* Start Data for the task *

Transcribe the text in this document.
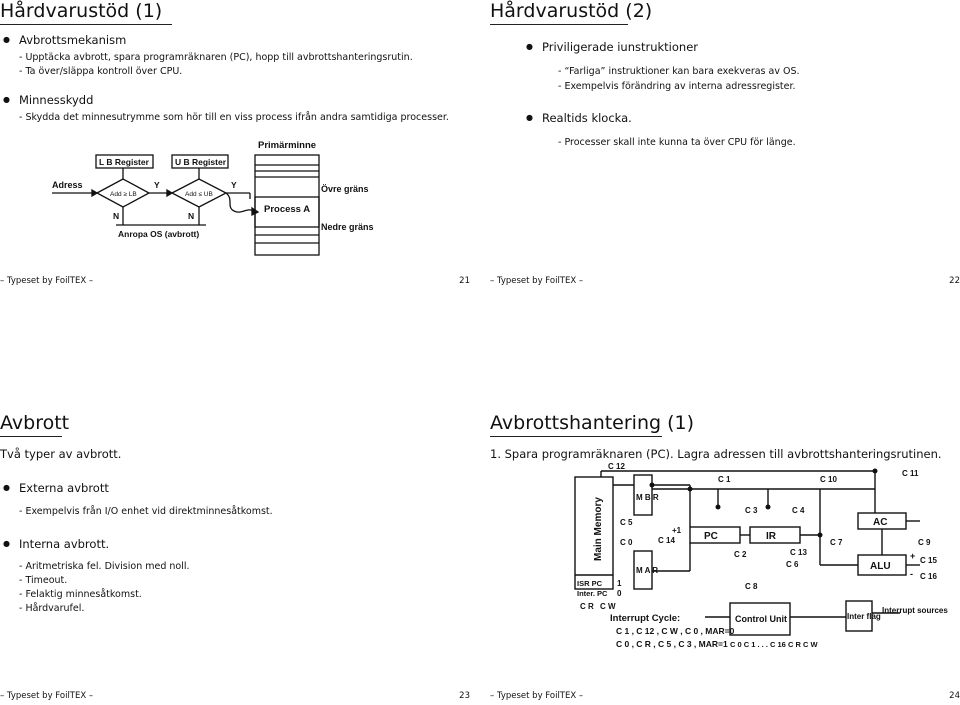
Hårdvarustöd (1)
● Avbrottsmekanism
- Upptäcka avbrott, spara programräknaren (PC), hopp till avbrottshanteringsrutin.
- Ta över/släppa kontroll över CPU.
● Minnesskydd
- Skydda det minnesutrymme som hör till en viss process ifrån andra samtidiga processer.
Primärminne
L B Register	U B Register
Adress
Add ≥ LB	Add ≤ UB
Y	Y
N	N
Anropa OS (avbrott)
Övre gräns
Nedre gräns
Process A
– Typeset by FoilTEX –	21
Hårdvarustöd (2)
● Priviligerade iunstruktioner
- “Farliga” instruktioner kan bara exekveras av OS.
- Exempelvis förändring av interna adressregister.
● Realtids klocka.
- Processer skall inte kunna ta över CPU för länge.
– Typeset by FoilTEX –	22
Avbrott
Två typer av avbrott.
● Externa avbrott
- Exempelvis från I/O enhet vid direktminnesåtkomst.
● Interna avbrott.
- Aritmetriska fel. Division med noll.
- Timeout.
- Felaktig minnesåtkomst.
- Hårdvarufel.
– Typeset by FoilTEX –	23
Avbrottshantering (1)
1. Spara programräknaren (PC). Lagra adressen till avbrottshanteringsrutinen.
Main Memory
ISR PC
Inter. PC
1
0
M B R
M A R
PC	IR
AC
ALU
+1
+
-
C 1
C 2
C 3	C 4
C 5
C 6
C 7
C 8
C 9
C 10
C 11
C 12
C 13
C 14
C 15
C 16
C 0
C R C W
Interrupt Cycle:
C 1 , C 12 , C W , C 0 , MAR=0
C 0 , C R , C 5 , C 3 , MAR=1
Control Unit
C 0 C 1 . . . C 16 C R C W
Inter flag
Interrupt sources
– Typeset by FoilTEX –	24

* End Data for the task *

The request:
Reproduce the material word for word, minus the images.

Reply to the task:
Transcribe the text in this document.
Hårdvarustöd (1)
● Avbrottsmekanism
- Upptäcka avbrott, spara programräknaren (PC), hopp till avbrottshanteringsrutin.
- Ta över/släppa kontroll över CPU.
● Minnesskydd
- Skydda det minnesutrymme som hör till en viss process ifrån andra samtidiga processer.
Primärminne
L B Register	U B Register
Adress
Add ≥ LB	Add ≤ UB
Y	Y
N	N
Anropa OS (avbrott)
Övre gräns
Nedre gräns
Process A
– Typeset by FoilTEX –	21
Hårdvarustöd (2)
● Priviligerade iunstruktioner
- “Farliga” instruktioner kan bara exekveras av OS.
- Exempelvis förändring av interna adressregister.
● Realtids klocka.
- Processer skall inte kunna ta över CPU för länge.
– Typeset by FoilTEX –	22
Avbrott
Två typer av avbrott.
● Externa avbrott
- Exempelvis från I/O enhet vid direktminnesåtkomst.
● Interna avbrott.
- Aritmetriska fel. Division med noll.
- Timeout.
- Felaktig minnesåtkomst.
- Hårdvarufel.
– Typeset by FoilTEX –	23
Avbrottshantering (1)
1. Spara programräknaren (PC). Lagra adressen till avbrottshanteringsrutinen.
Main Memory
ISR PC
Inter. PC
1
0
M B R
M A R
PC	IR
AC
ALU
+1
+
-
C 1
C 2
C 3	C 4
C 5
C 6
C 7
C 8
C 9
C 10
C 11
C 12
C 13
C 14
C 15
C 16
C 0
C R C W
Interrupt Cycle:
C 1 , C 12 , C W , C 0 , MAR=0
C 0 , C R , C 5 , C 3 , MAR=1
Control Unit
C 0 C 1 . . . C 16 C R C W
Inter flag
Interrupt sources
– Typeset by FoilTEX –	24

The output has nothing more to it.